=== What you are asked to do ===
From the records below, pull each line that has "severa".

[Extracts from a graphics dataset]
__________________________________________________

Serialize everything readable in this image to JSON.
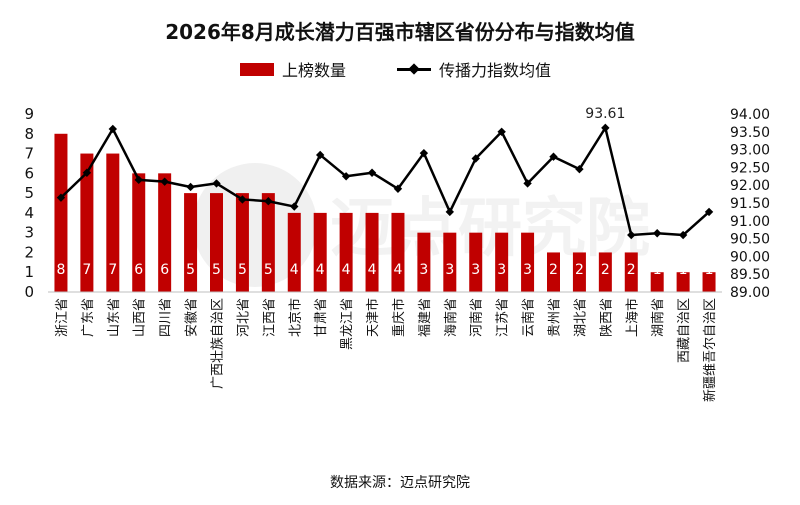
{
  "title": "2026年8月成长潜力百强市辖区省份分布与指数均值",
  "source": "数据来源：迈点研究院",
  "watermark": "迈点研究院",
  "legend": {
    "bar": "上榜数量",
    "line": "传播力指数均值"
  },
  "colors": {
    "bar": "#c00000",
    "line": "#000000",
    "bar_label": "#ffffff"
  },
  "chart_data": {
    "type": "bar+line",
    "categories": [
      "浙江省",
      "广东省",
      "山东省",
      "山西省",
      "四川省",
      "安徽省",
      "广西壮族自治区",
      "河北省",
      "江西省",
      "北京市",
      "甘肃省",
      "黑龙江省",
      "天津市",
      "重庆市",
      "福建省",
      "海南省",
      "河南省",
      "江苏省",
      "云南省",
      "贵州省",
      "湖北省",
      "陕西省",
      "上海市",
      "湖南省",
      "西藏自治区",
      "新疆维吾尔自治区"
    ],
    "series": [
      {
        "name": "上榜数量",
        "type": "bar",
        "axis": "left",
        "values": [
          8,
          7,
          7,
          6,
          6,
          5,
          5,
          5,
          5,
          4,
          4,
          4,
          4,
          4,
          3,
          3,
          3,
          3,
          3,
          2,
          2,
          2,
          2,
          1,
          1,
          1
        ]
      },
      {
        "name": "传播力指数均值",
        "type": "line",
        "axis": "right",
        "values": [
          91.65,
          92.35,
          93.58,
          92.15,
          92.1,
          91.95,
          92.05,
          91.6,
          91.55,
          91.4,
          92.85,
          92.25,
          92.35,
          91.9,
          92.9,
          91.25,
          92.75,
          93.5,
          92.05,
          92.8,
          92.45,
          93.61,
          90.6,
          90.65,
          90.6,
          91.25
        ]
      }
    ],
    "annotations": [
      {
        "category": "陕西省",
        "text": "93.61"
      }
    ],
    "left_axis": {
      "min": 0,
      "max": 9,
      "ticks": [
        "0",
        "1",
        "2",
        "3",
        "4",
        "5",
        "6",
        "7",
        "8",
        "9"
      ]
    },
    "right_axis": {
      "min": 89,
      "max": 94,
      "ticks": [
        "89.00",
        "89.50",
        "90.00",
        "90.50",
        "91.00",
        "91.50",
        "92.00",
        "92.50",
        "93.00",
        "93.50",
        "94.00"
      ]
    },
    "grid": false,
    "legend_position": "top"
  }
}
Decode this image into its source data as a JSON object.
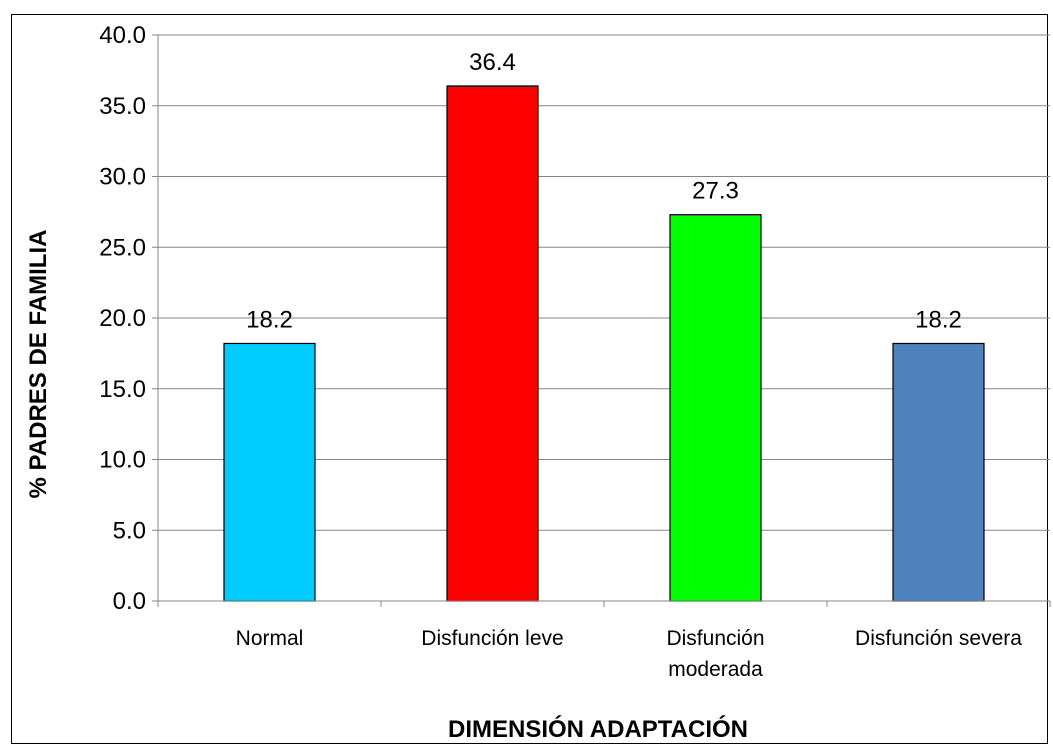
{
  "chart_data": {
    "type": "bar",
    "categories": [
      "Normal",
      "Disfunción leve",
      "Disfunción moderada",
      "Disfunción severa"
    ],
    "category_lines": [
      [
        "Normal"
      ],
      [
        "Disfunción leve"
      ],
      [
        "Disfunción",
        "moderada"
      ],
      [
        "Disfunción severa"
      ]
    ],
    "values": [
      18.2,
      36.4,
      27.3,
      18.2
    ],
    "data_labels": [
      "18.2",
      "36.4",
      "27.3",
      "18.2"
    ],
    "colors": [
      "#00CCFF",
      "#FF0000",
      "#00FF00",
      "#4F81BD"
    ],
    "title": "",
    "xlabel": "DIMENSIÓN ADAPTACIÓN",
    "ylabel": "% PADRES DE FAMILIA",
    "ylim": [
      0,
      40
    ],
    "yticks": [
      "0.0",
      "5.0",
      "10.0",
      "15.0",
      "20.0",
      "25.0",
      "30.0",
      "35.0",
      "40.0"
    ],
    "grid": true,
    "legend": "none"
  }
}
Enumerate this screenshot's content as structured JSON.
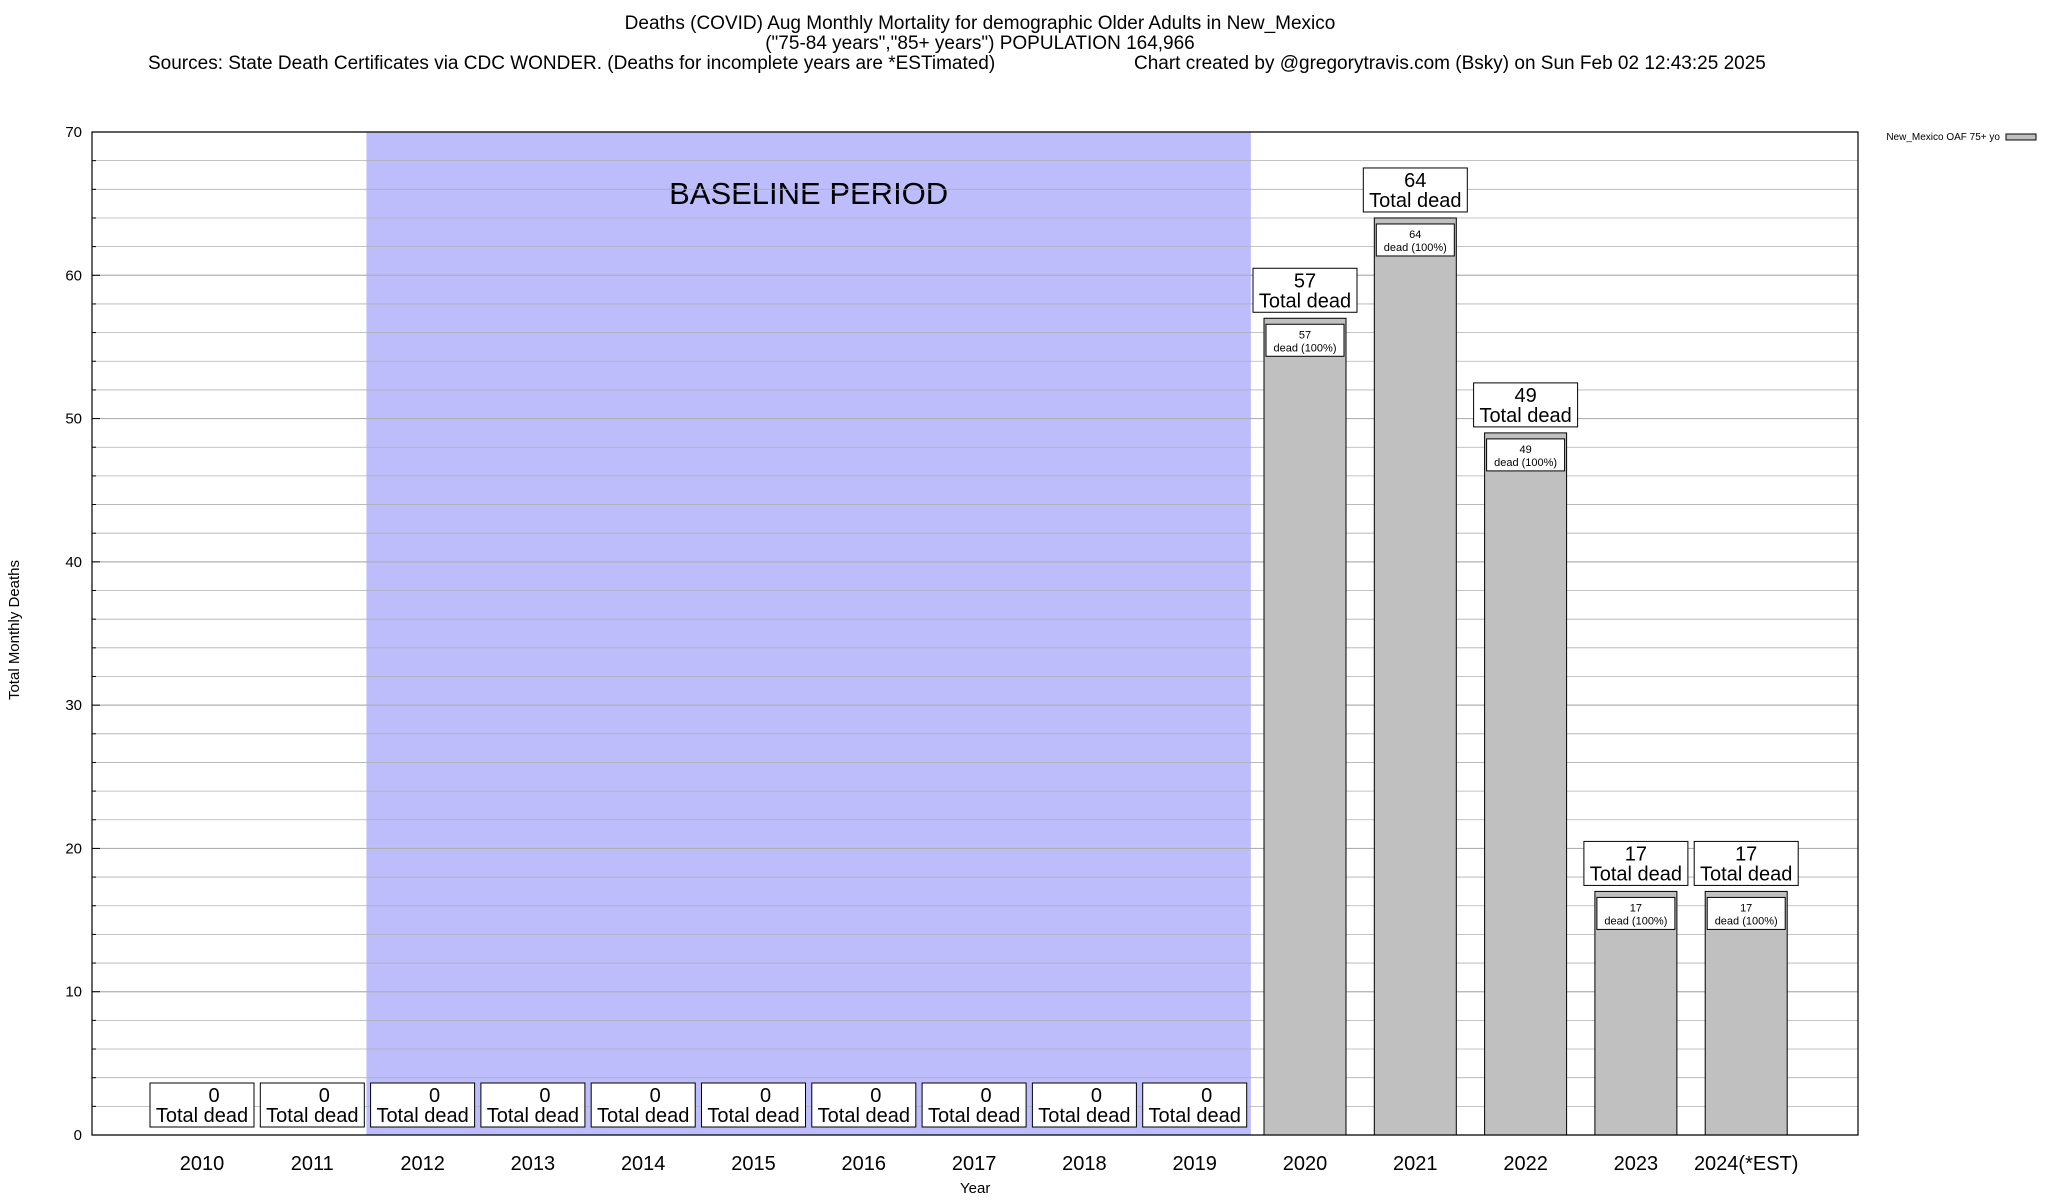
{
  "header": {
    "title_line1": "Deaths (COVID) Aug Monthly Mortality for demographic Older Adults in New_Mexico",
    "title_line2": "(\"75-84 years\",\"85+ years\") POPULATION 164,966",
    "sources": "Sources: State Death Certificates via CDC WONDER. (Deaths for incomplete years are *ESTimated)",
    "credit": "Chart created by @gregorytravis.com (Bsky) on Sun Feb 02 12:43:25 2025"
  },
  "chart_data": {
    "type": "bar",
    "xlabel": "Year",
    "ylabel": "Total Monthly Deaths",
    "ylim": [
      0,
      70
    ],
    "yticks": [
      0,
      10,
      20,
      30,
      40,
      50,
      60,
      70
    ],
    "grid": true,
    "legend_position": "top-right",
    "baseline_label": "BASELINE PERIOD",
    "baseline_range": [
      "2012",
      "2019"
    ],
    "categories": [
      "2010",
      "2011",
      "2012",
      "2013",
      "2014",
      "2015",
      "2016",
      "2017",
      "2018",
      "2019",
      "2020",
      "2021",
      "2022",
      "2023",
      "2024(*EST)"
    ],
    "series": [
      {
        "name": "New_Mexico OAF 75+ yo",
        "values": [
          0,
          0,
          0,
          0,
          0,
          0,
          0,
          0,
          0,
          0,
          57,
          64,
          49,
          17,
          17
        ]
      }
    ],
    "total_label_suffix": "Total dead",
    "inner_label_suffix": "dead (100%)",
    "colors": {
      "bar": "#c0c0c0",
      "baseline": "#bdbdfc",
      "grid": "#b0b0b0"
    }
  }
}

__________________________________________________

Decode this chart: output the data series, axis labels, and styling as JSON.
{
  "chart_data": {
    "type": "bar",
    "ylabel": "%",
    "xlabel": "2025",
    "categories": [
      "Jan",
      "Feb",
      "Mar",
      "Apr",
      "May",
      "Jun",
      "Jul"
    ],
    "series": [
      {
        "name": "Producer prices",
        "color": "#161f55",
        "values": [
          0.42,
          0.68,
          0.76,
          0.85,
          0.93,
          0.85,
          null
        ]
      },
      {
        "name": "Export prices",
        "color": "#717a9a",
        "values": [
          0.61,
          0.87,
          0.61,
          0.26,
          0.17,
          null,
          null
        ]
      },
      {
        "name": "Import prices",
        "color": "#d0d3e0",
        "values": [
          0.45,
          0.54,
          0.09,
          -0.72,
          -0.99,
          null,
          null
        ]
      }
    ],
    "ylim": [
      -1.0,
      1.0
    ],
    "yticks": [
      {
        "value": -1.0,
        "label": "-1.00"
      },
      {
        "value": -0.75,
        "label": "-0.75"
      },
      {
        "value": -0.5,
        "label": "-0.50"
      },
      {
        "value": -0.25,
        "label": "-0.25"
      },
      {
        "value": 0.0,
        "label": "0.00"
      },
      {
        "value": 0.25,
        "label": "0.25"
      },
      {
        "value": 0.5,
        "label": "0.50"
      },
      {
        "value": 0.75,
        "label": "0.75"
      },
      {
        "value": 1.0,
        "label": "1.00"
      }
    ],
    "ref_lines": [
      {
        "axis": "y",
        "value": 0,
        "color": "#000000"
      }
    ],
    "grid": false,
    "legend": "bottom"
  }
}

__________________________________________________

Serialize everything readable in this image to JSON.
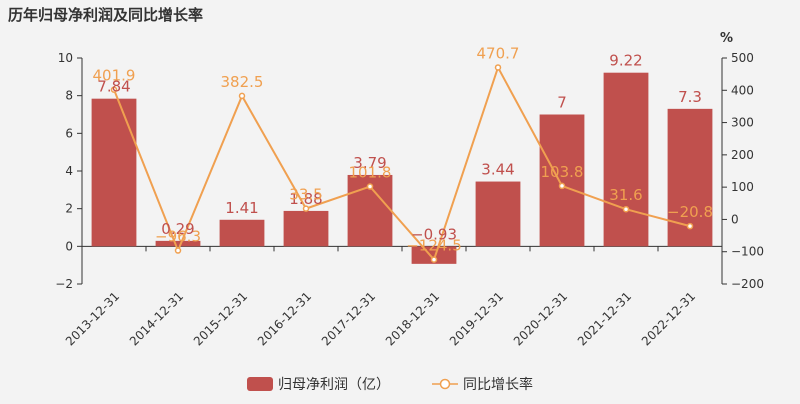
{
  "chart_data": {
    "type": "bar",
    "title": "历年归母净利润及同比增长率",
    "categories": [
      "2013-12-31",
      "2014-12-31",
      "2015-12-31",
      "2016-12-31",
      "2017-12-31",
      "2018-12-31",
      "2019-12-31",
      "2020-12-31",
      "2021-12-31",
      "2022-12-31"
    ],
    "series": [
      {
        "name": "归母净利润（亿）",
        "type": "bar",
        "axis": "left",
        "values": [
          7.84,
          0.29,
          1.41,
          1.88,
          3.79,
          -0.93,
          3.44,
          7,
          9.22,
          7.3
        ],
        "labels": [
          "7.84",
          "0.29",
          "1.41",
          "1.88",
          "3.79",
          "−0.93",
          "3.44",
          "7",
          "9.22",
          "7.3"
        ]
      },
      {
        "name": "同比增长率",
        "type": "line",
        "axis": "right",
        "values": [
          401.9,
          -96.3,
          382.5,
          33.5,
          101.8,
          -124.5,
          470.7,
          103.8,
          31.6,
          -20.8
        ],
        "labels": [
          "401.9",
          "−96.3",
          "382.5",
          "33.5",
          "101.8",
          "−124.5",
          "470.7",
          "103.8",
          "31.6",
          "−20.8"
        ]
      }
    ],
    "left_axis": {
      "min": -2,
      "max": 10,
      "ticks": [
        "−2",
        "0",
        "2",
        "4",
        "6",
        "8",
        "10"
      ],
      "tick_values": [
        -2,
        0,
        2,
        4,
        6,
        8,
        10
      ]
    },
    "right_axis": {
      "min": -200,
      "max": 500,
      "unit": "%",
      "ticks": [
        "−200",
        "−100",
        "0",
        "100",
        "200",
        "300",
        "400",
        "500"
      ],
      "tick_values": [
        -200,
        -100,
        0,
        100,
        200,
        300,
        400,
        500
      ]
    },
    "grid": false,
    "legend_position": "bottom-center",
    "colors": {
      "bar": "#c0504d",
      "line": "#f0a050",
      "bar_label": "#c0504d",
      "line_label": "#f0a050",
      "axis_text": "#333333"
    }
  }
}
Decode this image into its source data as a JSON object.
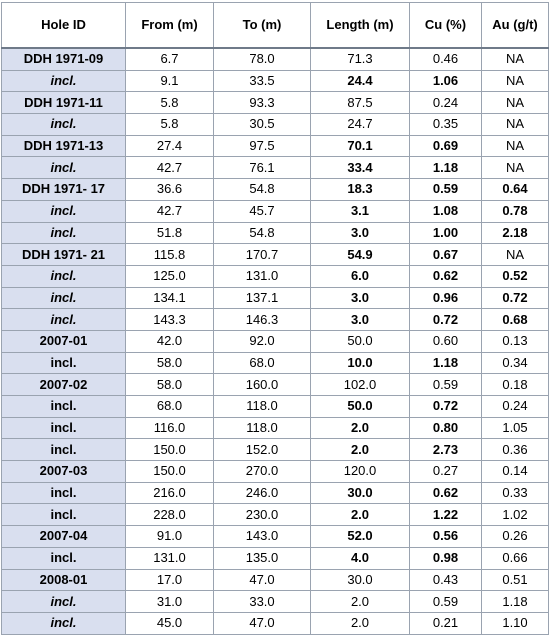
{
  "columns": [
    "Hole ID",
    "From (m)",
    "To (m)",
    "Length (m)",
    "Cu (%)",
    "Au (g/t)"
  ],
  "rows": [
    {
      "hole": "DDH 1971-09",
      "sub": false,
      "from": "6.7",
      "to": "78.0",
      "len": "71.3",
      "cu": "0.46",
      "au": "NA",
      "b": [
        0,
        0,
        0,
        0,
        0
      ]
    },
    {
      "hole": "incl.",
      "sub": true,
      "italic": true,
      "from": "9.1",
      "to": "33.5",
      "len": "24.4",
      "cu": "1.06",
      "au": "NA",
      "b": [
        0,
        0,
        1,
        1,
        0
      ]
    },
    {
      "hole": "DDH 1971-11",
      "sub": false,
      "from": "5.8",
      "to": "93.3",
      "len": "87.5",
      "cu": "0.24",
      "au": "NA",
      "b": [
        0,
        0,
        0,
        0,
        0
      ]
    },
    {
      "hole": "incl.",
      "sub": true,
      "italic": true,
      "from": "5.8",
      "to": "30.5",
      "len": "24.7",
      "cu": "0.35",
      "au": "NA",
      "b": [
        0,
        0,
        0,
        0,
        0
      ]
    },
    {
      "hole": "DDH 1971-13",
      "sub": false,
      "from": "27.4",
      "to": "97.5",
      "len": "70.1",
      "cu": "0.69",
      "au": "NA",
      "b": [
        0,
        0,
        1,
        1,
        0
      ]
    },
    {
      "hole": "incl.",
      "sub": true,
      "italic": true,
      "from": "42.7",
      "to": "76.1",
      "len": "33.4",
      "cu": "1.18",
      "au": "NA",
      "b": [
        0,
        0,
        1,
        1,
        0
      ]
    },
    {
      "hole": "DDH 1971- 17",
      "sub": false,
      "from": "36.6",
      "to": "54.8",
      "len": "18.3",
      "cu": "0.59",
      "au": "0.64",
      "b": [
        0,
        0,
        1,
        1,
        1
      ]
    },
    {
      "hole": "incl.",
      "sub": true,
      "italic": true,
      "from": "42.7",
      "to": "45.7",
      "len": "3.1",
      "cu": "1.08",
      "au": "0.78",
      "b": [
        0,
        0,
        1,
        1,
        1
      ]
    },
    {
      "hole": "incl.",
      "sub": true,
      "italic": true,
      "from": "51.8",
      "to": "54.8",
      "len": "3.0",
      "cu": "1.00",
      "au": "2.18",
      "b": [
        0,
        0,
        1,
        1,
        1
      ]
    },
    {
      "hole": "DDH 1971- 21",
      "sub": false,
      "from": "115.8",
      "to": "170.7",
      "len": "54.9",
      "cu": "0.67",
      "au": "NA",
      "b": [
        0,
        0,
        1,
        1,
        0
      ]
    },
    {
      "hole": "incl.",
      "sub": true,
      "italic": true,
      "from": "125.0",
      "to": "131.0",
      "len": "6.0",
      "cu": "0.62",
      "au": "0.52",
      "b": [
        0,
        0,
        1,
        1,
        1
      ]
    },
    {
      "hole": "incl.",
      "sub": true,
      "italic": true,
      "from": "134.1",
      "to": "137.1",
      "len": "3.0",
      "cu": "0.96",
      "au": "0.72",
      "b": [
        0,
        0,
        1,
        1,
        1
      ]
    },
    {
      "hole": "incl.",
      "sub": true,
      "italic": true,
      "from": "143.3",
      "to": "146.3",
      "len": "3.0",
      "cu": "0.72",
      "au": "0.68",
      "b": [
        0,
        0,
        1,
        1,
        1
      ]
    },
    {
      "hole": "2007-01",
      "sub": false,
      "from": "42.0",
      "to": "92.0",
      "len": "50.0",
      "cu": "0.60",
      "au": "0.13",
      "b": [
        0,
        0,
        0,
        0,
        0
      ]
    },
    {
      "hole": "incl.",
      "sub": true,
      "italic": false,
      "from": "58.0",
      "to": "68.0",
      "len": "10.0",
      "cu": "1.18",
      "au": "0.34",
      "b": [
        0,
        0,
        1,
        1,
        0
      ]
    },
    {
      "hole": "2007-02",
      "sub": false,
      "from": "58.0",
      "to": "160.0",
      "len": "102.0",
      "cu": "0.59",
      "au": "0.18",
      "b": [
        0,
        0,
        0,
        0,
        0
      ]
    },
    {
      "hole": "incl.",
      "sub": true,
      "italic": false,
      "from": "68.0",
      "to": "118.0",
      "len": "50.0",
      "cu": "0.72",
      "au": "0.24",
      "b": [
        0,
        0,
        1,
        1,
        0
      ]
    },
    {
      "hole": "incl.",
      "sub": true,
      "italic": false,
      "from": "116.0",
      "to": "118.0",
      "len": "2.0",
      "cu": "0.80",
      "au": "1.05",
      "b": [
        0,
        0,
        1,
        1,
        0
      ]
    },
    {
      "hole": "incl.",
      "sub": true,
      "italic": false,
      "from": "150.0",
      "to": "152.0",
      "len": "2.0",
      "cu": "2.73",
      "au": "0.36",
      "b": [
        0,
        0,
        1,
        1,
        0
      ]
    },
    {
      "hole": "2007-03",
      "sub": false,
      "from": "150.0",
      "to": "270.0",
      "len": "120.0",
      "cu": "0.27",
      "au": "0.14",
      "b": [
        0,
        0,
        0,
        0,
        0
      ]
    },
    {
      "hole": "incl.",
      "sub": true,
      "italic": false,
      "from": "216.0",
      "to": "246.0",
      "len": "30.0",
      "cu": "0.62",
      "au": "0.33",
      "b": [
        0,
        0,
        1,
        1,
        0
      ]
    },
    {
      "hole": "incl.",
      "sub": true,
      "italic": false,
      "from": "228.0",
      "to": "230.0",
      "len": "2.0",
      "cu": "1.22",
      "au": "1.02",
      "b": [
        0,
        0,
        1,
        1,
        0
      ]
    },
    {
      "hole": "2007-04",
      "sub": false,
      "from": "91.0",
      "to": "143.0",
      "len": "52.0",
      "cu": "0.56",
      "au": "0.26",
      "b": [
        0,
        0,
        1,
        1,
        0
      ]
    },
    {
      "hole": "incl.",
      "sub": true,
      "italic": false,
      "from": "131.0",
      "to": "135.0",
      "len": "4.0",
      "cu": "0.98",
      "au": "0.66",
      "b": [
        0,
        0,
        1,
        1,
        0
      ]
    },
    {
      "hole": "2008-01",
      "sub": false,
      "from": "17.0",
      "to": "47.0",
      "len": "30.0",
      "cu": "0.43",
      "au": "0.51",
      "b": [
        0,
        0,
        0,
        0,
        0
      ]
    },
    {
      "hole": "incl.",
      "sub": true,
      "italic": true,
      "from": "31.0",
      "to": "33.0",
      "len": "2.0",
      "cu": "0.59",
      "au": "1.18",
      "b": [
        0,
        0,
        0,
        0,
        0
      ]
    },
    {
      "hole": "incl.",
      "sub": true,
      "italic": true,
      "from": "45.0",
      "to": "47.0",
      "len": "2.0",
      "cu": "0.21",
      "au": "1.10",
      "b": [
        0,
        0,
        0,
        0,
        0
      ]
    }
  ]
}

__________________________________________________

=== Answer to this exercise ===
      "Disfunción severa"
        "Disfunción severa"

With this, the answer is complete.